_Given request:_
Lay out the listing from its first line through the line containing "rear-windshield bbox=[681, 146, 1010, 618]" as a numbered list, leaving out any blank lines.

= = = =

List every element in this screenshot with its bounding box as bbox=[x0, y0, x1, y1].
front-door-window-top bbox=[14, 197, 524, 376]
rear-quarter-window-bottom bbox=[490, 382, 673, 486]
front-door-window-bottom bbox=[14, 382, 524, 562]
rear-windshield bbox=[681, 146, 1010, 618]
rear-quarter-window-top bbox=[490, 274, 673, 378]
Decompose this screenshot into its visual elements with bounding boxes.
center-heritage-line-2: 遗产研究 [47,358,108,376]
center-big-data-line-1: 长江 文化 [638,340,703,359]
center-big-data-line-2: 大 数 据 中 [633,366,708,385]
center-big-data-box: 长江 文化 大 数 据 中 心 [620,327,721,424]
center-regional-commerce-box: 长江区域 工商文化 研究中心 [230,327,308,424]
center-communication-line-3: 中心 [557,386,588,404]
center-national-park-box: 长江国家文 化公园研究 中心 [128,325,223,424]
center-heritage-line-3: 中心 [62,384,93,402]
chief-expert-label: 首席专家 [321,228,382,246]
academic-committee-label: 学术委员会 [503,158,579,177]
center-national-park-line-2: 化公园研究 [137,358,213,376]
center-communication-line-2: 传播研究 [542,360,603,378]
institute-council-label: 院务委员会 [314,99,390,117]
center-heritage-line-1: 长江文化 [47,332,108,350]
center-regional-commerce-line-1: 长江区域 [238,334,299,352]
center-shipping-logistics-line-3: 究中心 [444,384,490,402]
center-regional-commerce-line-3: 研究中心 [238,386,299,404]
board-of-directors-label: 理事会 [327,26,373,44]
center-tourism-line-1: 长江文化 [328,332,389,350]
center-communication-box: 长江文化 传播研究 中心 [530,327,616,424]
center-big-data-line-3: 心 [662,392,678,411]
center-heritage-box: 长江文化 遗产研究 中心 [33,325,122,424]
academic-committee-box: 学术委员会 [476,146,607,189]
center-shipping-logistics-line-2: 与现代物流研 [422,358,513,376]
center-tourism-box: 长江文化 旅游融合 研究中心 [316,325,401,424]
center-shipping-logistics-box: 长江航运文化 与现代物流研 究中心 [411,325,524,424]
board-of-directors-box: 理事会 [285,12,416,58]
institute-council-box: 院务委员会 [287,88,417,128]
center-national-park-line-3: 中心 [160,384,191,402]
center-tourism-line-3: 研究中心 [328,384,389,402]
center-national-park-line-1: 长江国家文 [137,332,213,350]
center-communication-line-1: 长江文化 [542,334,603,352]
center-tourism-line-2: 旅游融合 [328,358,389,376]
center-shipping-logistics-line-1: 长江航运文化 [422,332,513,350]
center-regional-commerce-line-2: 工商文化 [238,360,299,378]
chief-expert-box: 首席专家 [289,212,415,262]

= = = =

_Solution to this problem:_
1. List every element in this screenshot with its bounding box as bbox=[x0, y0, x1, y1].
2. front-door-window-top bbox=[14, 197, 524, 376]
3. rear-quarter-window-bottom bbox=[490, 382, 673, 486]
4. front-door-window-bottom bbox=[14, 382, 524, 562]
5. rear-windshield bbox=[681, 146, 1010, 618]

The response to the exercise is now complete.